## begin

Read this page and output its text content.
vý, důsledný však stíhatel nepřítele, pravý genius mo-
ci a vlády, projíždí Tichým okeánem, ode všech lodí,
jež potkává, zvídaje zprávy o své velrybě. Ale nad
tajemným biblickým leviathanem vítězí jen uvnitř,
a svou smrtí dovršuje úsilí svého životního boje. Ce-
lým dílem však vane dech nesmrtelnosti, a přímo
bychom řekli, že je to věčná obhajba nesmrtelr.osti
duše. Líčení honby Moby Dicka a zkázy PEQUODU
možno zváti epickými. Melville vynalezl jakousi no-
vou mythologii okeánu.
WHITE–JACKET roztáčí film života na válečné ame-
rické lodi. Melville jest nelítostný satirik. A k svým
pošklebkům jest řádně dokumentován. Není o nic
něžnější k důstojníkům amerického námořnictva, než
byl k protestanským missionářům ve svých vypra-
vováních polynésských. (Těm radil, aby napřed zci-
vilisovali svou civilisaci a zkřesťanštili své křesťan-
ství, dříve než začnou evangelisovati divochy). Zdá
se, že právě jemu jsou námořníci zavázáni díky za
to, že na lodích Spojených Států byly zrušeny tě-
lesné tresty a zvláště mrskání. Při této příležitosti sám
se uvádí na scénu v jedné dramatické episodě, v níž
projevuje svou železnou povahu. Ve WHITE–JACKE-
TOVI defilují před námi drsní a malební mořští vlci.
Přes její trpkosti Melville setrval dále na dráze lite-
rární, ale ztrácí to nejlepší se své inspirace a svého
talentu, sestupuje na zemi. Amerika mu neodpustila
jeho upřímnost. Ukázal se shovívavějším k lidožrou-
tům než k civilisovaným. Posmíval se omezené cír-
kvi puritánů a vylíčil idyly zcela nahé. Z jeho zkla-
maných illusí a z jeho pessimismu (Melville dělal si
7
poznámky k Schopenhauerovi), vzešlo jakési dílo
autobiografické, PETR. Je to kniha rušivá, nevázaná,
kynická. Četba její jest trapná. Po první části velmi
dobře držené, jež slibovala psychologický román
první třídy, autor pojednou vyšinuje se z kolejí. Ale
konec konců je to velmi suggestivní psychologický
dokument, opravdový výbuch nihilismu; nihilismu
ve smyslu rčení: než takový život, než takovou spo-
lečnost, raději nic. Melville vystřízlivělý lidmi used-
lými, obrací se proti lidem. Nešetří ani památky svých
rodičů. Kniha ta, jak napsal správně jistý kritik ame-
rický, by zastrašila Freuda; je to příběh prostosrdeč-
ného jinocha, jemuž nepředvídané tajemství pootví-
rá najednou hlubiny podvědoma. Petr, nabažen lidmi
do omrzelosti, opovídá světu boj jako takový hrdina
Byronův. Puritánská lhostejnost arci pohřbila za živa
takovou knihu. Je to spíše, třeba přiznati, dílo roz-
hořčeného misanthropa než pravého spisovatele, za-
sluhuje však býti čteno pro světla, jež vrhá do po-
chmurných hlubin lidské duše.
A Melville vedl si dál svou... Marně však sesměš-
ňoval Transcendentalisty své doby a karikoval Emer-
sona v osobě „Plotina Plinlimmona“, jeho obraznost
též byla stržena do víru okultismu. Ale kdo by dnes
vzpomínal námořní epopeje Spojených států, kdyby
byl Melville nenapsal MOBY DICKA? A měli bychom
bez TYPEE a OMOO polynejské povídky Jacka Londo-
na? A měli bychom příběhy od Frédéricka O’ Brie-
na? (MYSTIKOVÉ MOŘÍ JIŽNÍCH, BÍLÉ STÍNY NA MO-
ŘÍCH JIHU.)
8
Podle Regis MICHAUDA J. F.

## end

### WRITTEN REQUEST
Only a number is wanted: how many lines of the material above hold "měli"?

### FINAL ANSWER
2